══ DATA ══
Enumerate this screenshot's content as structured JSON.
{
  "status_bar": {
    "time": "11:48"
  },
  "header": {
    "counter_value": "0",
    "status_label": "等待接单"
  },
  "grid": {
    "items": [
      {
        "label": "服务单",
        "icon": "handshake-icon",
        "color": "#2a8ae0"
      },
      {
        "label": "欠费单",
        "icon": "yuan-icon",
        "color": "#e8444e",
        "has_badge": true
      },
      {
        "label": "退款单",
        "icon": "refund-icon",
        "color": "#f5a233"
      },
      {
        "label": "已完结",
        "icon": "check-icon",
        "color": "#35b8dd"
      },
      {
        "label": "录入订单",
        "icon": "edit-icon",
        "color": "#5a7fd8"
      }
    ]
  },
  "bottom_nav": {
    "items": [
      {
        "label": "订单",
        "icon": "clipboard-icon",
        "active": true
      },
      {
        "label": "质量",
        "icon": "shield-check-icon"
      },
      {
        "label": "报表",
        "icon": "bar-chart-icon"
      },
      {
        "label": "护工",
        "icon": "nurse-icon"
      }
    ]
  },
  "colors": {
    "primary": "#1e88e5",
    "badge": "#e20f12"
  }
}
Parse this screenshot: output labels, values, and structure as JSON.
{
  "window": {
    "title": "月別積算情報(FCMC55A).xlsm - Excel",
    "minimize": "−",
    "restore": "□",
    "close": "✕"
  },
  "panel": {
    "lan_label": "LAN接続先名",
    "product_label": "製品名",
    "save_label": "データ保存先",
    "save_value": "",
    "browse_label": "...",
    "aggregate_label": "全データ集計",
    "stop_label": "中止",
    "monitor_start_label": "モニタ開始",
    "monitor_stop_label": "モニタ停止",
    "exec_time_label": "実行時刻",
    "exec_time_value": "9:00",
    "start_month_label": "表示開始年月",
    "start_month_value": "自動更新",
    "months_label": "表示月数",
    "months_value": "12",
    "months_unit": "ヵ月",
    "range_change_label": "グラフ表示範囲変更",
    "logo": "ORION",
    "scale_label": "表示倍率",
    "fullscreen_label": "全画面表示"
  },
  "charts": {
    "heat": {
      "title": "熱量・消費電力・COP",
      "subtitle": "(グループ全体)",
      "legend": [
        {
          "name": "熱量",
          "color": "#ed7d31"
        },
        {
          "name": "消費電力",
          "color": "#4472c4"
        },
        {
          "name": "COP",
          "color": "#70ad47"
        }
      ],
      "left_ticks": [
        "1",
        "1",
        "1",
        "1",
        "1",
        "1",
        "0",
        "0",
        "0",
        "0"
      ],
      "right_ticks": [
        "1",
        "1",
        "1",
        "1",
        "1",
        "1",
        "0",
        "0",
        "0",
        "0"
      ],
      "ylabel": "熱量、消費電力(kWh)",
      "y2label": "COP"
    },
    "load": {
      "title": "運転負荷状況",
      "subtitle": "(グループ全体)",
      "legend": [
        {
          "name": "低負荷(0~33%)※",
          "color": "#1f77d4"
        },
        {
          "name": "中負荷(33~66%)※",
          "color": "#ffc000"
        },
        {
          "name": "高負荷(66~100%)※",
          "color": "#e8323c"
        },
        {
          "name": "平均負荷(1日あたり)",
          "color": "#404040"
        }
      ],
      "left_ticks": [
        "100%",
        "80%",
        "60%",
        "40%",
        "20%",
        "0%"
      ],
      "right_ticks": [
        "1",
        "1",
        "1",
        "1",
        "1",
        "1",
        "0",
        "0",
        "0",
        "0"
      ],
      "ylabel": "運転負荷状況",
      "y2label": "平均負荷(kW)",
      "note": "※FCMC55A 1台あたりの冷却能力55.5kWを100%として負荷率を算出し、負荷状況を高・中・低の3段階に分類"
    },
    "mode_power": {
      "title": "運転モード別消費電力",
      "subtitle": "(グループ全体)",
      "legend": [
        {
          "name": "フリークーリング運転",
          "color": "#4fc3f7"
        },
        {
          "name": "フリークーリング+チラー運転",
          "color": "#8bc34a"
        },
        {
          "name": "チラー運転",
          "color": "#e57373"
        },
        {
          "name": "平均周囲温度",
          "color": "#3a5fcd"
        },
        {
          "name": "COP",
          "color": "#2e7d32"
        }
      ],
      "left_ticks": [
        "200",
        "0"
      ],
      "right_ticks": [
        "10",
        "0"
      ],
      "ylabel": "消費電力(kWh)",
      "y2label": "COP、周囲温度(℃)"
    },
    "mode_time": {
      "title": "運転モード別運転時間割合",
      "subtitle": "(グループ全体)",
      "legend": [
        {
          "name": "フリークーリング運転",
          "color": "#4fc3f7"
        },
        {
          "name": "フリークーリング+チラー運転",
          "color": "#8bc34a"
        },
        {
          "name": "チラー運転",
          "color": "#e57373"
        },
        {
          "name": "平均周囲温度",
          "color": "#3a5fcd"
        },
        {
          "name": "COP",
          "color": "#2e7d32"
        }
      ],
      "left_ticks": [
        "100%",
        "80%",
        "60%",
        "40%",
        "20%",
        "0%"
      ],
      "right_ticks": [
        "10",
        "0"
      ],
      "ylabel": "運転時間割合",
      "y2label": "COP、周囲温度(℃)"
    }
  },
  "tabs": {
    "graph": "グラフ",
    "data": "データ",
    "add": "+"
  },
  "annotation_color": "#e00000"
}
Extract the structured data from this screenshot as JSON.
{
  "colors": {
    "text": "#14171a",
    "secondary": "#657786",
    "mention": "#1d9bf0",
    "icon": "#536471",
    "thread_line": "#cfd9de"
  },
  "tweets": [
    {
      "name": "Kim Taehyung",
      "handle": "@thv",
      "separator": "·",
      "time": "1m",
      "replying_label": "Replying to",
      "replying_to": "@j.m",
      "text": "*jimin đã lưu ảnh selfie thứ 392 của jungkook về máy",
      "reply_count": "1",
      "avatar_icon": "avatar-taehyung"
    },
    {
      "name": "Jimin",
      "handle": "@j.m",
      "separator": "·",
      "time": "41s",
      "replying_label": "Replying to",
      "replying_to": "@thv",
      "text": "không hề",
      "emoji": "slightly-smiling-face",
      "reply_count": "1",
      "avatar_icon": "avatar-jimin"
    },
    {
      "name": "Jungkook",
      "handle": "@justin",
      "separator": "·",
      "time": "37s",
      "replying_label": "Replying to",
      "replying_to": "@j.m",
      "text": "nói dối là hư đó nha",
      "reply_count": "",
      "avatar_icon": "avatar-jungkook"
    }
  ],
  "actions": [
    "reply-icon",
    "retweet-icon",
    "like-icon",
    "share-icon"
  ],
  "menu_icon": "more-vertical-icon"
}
═══
## [EXERCISE DIRECTIONS]
Repeat all entries. Match them exactly.

## [FULL ANSWER]
Enumerate this screenshot's content as structured JSON.
{
  "status_bar": {
    "time": "11:48"
  },
  "header": {
    "counter_value": "0",
    "status_label": "等待接单"
  },
  "grid": {
    "items": [
      {
        "label": "服务单",
        "icon": "handshake-icon",
        "color": "#2a8ae0"
      },
      {
        "label": "欠费单",
        "icon": "yuan-icon",
        "color": "#e8444e",
        "has_badge": true
      },
      {
        "label": "退款单",
        "icon": "refund-icon",
        "color": "#f5a233"
      },
      {
        "label": "已完结",
        "icon": "check-icon",
        "color": "#35b8dd"
      },
      {
        "label": "录入订单",
        "icon": "edit-icon",
        "color": "#5a7fd8"
      }
    ]
  },
  "bottom_nav": {
    "items": [
      {
        "label": "订单",
        "icon": "clipboard-icon",
        "active": true
      },
      {
        "label": "质量",
        "icon": "shield-check-icon"
      },
      {
        "label": "报表",
        "icon": "bar-chart-icon"
      },
      {
        "label": "护工",
        "icon": "nurse-icon"
      }
    ]
  },
  "colors": {
    "primary": "#1e88e5",
    "badge": "#e20f12"
  }
}
Parse this screenshot: output labels, values, and structure as JSON.
{
  "window": {
    "title": "月別積算情報(FCMC55A).xlsm - Excel",
    "minimize": "−",
    "restore": "□",
    "close": "✕"
  },
  "panel": {
    "lan_label": "LAN接続先名",
    "product_label": "製品名",
    "save_label": "データ保存先",
    "save_value": "",
    "browse_label": "...",
    "aggregate_label": "全データ集計",
    "stop_label": "中止",
    "monitor_start_label": "モニタ開始",
    "monitor_stop_label": "モニタ停止",
    "exec_time_label": "実行時刻",
    "exec_time_value": "9:00",
    "start_month_label": "表示開始年月",
    "start_month_value": "自動更新",
    "months_label": "表示月数",
    "months_value": "12",
    "months_unit": "ヵ月",
    "range_change_label": "グラフ表示範囲変更",
    "logo": "ORION",
    "scale_label": "表示倍率",
    "fullscreen_label": "全画面表示"
  },
  "charts": {
    "heat": {
      "title": "熱量・消費電力・COP",
      "subtitle": "(グループ全体)",
      "legend": [
        {
          "name": "熱量",
          "color": "#ed7d31"
        },
        {
          "name": "消費電力",
          "color": "#4472c4"
        },
        {
          "name": "COP",
          "color": "#70ad47"
        }
      ],
      "left_ticks": [
        "1",
        "1",
        "1",
        "1",
        "1",
        "1",
        "0",
        "0",
        "0",
        "0"
      ],
      "right_ticks": [
        "1",
        "1",
        "1",
        "1",
        "1",
        "1",
        "0",
        "0",
        "0",
        "0"
      ],
      "ylabel": "熱量、消費電力(kWh)",
      "y2label": "COP"
    },
    "load": {
      "title": "運転負荷状況",
      "subtitle": "(グループ全体)",
      "legend": [
        {
          "name": "低負荷(0~33%)※",
          "color": "#1f77d4"
        },
        {
          "name": "中負荷(33~66%)※",
          "color": "#ffc000"
        },
        {
          "name": "高負荷(66~100%)※",
          "color": "#e8323c"
        },
        {
          "name": "平均負荷(1日あたり)",
          "color": "#404040"
        }
      ],
      "left_ticks": [
        "100%",
        "80%",
        "60%",
        "40%",
        "20%",
        "0%"
      ],
      "right_ticks": [
        "1",
        "1",
        "1",
        "1",
        "1",
        "1",
        "0",
        "0",
        "0",
        "0"
      ],
      "ylabel": "運転負荷状況",
      "y2label": "平均負荷(kW)",
      "note": "※FCMC55A 1台あたりの冷却能力55.5kWを100%として負荷率を算出し、負荷状況を高・中・低の3段階に分類"
    },
    "mode_power": {
      "title": "運転モード別消費電力",
      "subtitle": "(グループ全体)",
      "legend": [
        {
          "name": "フリークーリング運転",
          "color": "#4fc3f7"
        },
        {
          "name": "フリークーリング+チラー運転",
          "color": "#8bc34a"
        },
        {
          "name": "チラー運転",
          "color": "#e57373"
        },
        {
          "name": "平均周囲温度",
          "color": "#3a5fcd"
        },
        {
          "name": "COP",
          "color": "#2e7d32"
        }
      ],
      "left_ticks": [
        "200",
        "0"
      ],
      "right_ticks": [
        "10",
        "0"
      ],
      "ylabel": "消費電力(kWh)",
      "y2label": "COP、周囲温度(℃)"
    },
    "mode_time": {
      "title": "運転モード別運転時間割合",
      "subtitle": "(グループ全体)",
      "legend": [
        {
          "name": "フリークーリング運転",
          "color": "#4fc3f7"
        },
        {
          "name": "フリークーリング+チラー運転",
          "color": "#8bc34a"
        },
        {
          "name": "チラー運転",
          "color": "#e57373"
        },
        {
          "name": "平均周囲温度",
          "color": "#3a5fcd"
        },
        {
          "name": "COP",
          "color": "#2e7d32"
        }
      ],
      "left_ticks": [
        "100%",
        "80%",
        "60%",
        "40%",
        "20%",
        "0%"
      ],
      "right_ticks": [
        "10",
        "0"
      ],
      "ylabel": "運転時間割合",
      "y2label": "COP、周囲温度(℃)"
    }
  },
  "tabs": {
    "graph": "グラフ",
    "data": "データ",
    "add": "+"
  },
  "annotation_color": "#e00000"
}
Extract the structured data from this screenshot as JSON.
{
  "colors": {
    "text": "#14171a",
    "secondary": "#657786",
    "mention": "#1d9bf0",
    "icon": "#536471",
    "thread_line": "#cfd9de"
  },
  "tweets": [
    {
      "name": "Kim Taehyung",
      "handle": "@thv",
      "separator": "·",
      "time": "1m",
      "replying_label": "Replying to",
      "replying_to": "@j.m",
      "text": "*jimin đã lưu ảnh selfie thứ 392 của jungkook về máy",
      "reply_count": "1",
      "avatar_icon": "avatar-taehyung"
    },
    {
      "name": "Jimin",
      "handle": "@j.m",
      "separator": "·",
      "time": "41s",
      "replying_label": "Replying to",
      "replying_to": "@thv",
      "text": "không hề",
      "emoji": "slightly-smiling-face",
      "reply_count": "1",
      "avatar_icon": "avatar-jimin"
    },
    {
      "name": "Jungkook",
      "handle": "@justin",
      "separator": "·",
      "time": "37s",
      "replying_label": "Replying to",
      "replying_to": "@j.m",
      "text": "nói dối là hư đó nha",
      "reply_count": "",
      "avatar_icon": "avatar-jungkook"
    }
  ],
  "actions": [
    "reply-icon",
    "retweet-icon",
    "like-icon",
    "share-icon"
  ],
  "menu_icon": "more-vertical-icon"
}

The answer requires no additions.